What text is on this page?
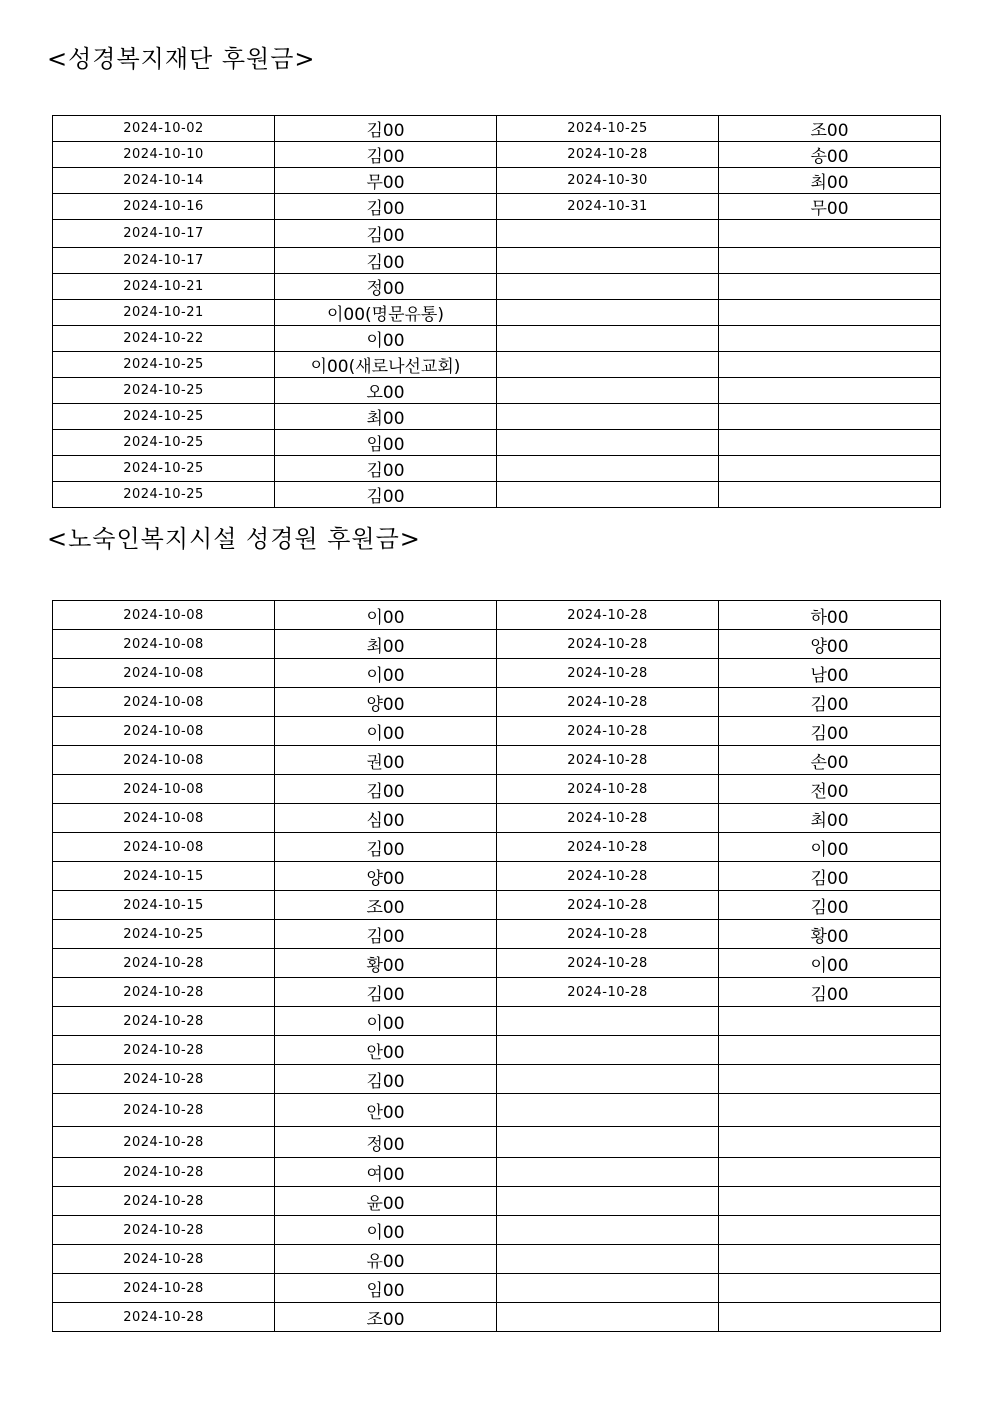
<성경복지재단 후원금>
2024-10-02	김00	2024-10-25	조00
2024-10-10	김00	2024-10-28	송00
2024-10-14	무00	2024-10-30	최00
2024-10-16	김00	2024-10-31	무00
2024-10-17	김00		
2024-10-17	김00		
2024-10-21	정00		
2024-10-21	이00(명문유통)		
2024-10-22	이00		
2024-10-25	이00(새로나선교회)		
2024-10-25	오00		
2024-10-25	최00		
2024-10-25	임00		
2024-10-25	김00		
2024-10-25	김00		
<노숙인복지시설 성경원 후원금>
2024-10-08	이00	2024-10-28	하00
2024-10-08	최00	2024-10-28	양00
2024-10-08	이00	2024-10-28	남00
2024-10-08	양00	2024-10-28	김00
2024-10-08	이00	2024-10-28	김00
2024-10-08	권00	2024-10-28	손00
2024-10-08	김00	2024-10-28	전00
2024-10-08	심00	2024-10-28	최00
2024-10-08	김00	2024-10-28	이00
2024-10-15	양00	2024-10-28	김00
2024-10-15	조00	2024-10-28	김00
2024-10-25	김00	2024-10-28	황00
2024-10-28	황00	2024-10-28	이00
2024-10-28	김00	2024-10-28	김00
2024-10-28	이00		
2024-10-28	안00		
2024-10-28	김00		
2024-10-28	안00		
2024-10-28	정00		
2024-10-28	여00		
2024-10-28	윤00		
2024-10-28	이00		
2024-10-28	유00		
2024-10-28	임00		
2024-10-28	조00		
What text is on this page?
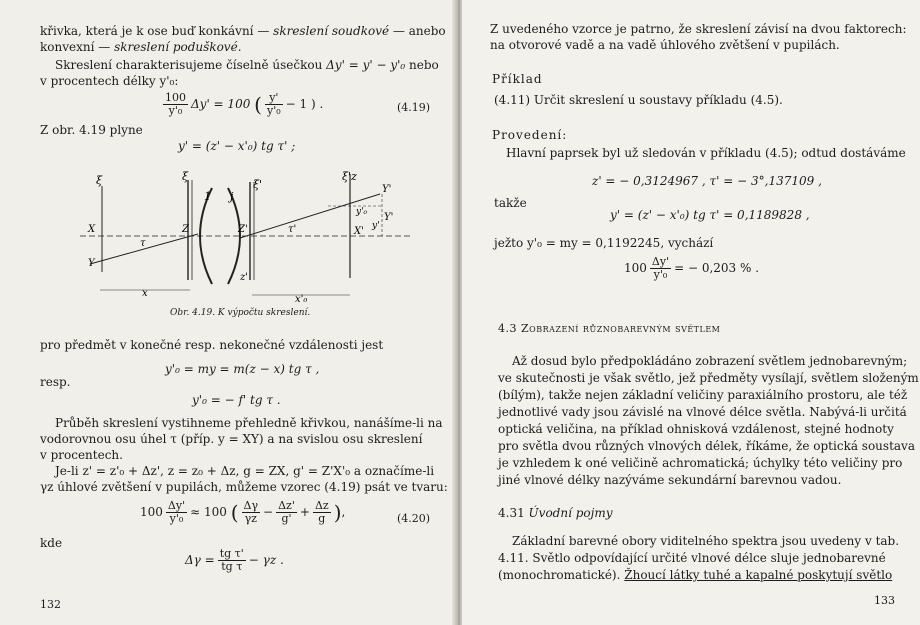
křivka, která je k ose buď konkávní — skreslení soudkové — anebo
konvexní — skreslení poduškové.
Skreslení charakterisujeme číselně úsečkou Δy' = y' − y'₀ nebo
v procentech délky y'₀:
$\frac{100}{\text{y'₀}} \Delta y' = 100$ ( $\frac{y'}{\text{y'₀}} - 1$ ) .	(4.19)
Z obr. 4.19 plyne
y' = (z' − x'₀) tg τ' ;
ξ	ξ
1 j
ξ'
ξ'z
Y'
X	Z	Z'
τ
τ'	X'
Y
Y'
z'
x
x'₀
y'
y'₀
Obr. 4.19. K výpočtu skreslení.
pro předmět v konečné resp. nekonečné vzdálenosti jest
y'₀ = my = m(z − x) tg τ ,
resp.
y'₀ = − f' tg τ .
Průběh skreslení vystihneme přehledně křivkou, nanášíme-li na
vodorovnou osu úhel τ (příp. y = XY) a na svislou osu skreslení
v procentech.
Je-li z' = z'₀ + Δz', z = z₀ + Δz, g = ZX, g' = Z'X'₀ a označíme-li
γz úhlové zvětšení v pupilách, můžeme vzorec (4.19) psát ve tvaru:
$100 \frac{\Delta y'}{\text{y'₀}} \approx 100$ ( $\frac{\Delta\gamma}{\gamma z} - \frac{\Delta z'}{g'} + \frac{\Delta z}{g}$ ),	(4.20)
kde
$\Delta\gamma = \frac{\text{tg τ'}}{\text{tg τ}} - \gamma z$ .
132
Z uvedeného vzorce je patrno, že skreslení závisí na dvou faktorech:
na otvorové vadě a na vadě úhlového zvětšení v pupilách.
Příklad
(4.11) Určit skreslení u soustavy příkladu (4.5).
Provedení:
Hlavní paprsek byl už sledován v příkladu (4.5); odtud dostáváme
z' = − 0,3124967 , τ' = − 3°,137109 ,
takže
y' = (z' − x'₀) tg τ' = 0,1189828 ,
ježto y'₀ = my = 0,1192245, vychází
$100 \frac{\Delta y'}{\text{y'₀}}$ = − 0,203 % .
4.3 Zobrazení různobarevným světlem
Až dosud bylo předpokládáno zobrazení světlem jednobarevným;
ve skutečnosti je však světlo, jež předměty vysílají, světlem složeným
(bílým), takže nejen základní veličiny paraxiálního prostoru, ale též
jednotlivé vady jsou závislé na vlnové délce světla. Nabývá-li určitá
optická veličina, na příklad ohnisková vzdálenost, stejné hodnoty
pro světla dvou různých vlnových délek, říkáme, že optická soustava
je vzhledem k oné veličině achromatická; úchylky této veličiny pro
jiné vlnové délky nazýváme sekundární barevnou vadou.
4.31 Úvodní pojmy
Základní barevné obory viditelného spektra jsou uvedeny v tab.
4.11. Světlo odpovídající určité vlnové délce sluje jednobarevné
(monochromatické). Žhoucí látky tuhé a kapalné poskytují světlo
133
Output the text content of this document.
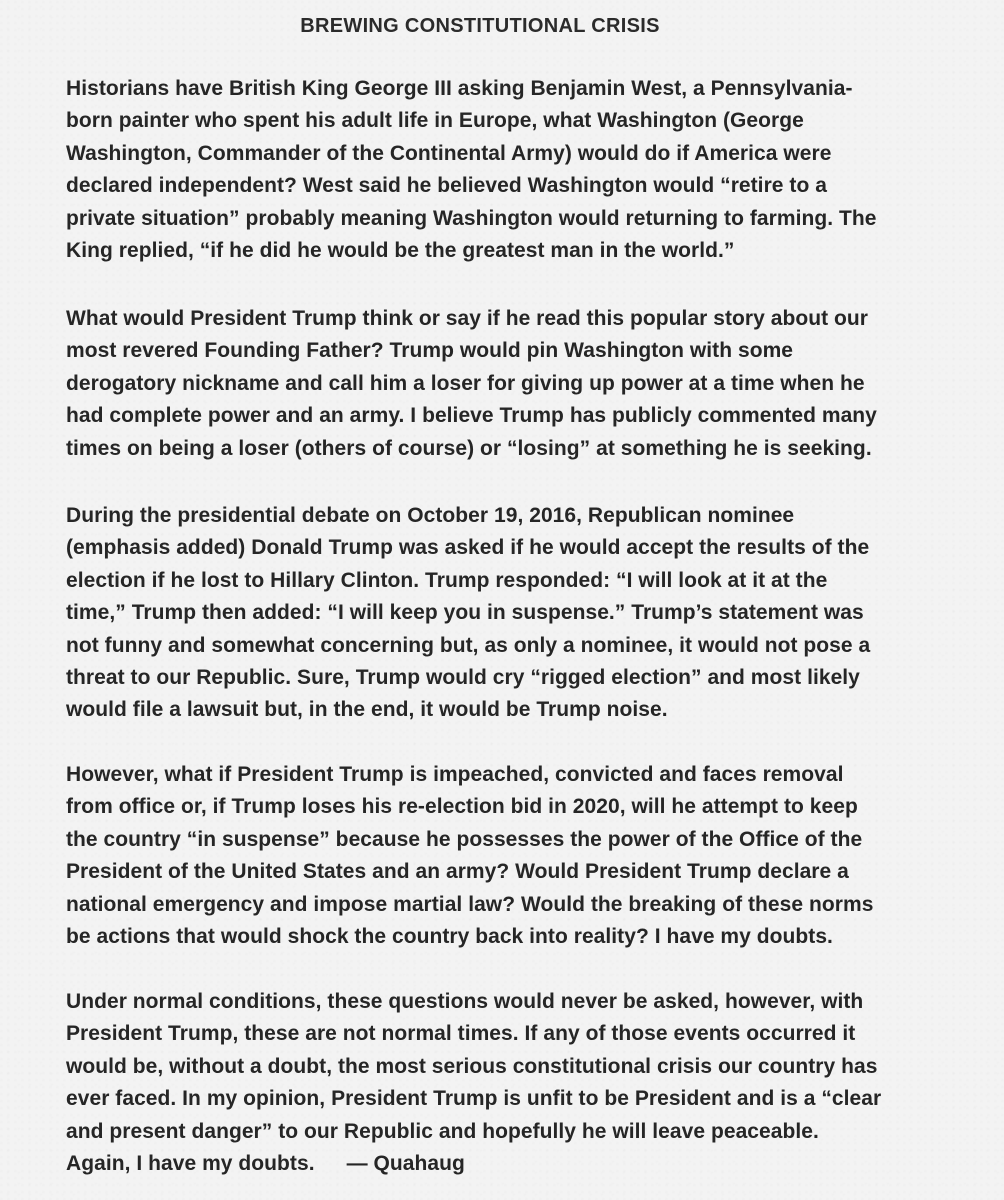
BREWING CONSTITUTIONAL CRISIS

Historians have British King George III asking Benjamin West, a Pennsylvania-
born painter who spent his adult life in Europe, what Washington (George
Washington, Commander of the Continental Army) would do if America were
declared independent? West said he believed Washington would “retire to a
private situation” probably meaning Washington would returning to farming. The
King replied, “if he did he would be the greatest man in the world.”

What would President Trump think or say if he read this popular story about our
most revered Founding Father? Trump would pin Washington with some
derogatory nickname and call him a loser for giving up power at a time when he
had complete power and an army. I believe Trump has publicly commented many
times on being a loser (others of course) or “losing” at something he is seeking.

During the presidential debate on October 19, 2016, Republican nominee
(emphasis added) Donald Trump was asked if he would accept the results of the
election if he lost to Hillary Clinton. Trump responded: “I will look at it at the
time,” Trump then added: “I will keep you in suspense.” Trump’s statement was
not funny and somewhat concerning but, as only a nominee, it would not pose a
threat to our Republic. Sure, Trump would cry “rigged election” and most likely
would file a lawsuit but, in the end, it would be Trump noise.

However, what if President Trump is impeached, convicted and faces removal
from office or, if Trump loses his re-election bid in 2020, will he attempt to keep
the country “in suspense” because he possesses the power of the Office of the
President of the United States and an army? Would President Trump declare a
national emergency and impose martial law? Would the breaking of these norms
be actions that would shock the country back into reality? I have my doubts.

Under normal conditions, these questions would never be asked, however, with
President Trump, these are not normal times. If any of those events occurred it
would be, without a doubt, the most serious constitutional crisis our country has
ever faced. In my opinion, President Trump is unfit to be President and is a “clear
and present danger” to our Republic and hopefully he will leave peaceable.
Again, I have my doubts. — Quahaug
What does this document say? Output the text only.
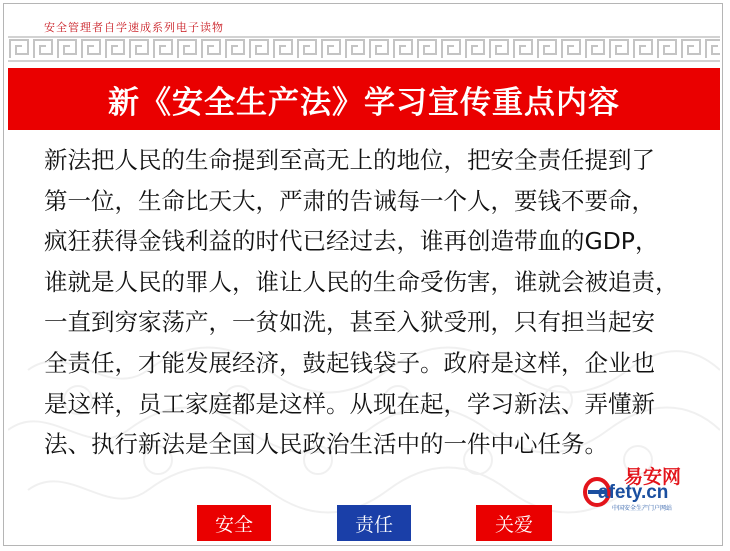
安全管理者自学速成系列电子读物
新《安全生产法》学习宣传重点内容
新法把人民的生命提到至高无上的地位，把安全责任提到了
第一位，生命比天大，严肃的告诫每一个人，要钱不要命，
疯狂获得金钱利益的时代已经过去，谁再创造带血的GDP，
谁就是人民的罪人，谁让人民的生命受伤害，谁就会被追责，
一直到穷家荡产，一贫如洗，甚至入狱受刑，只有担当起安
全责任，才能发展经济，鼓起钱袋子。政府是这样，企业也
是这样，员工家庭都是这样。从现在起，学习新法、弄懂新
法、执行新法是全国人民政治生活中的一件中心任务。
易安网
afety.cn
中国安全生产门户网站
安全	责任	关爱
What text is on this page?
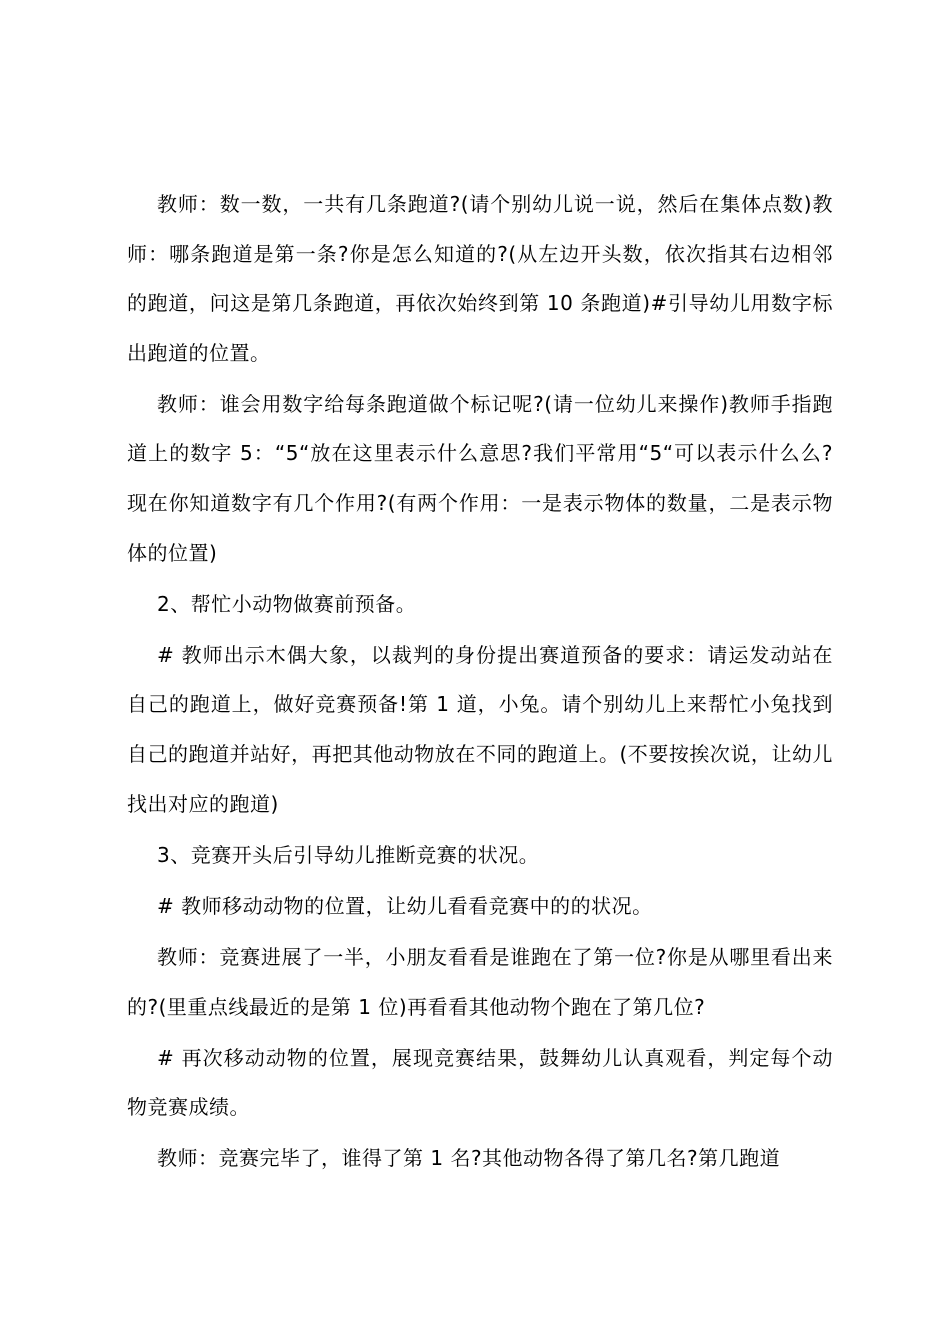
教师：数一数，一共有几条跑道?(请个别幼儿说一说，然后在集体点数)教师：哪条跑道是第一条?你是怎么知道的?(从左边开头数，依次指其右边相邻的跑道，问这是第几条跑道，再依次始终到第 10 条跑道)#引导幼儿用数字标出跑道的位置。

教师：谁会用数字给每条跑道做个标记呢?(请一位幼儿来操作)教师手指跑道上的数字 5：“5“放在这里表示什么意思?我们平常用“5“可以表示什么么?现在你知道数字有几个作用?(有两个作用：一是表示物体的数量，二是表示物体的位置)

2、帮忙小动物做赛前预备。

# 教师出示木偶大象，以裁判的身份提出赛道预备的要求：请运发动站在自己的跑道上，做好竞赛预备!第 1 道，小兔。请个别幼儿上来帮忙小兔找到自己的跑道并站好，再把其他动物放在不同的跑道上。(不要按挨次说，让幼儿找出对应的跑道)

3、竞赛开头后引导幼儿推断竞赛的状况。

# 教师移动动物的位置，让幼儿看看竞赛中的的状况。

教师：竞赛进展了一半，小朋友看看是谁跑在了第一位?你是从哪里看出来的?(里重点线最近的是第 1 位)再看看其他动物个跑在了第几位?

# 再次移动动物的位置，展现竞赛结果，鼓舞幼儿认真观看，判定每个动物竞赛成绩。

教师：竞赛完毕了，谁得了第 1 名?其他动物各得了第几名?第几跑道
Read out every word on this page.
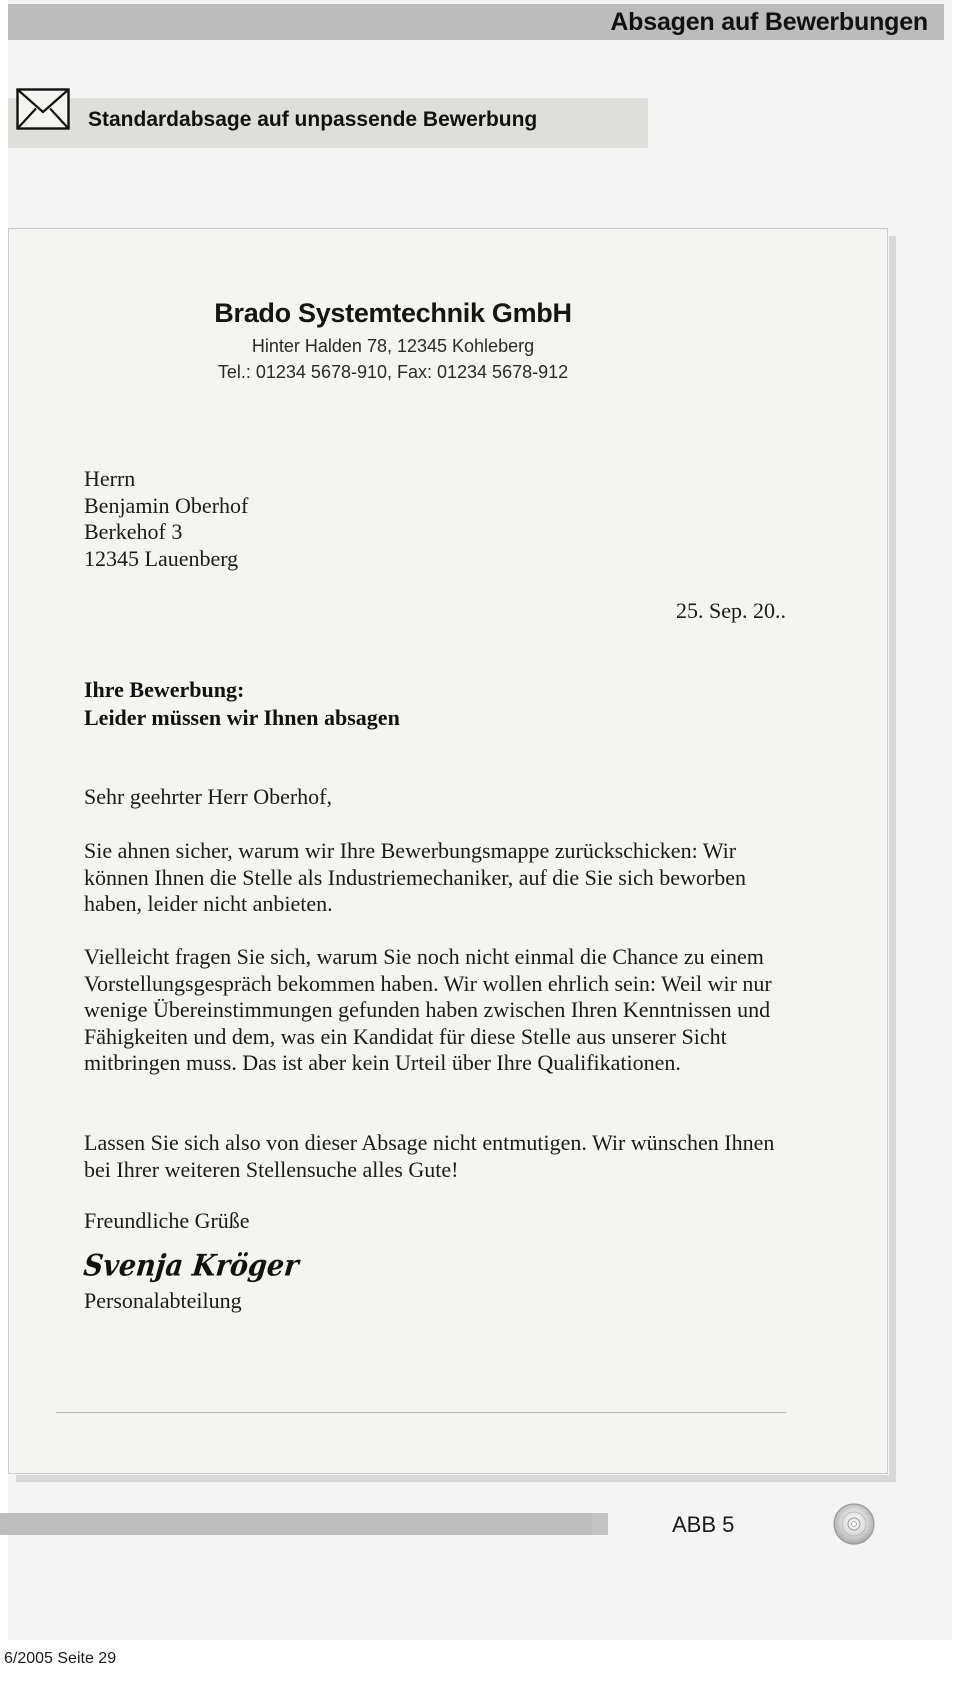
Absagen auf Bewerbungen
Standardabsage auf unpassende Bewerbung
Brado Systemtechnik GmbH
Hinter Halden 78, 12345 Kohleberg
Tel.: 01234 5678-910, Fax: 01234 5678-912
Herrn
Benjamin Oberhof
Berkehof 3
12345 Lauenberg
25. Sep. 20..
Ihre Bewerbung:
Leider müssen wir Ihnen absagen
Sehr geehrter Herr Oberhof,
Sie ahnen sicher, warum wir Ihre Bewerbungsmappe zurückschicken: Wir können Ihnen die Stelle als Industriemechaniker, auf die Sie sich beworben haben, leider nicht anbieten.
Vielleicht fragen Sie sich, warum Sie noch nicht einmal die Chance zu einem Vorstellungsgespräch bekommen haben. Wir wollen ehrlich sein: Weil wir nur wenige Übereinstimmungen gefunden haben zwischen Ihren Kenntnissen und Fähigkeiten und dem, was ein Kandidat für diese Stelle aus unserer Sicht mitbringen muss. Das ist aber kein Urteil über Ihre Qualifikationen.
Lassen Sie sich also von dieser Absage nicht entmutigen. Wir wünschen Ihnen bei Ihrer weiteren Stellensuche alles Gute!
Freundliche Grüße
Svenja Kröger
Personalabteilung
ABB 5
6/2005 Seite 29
◆ ◆ ◆ ◆ ◆
Written exercise:
In the entries above, find every line with the word "will" and list it.

Finished answer:
election if he lost to Hillary Clinton. Trump responded: “I will look at it at the
time,” Trump then added: “I will keep you in suspense.” Trump’s statement was
from office or, if Trump loses his re-election bid in 2020, will he attempt to keep
and present danger” to our Republic and hopefully he will leave peaceable.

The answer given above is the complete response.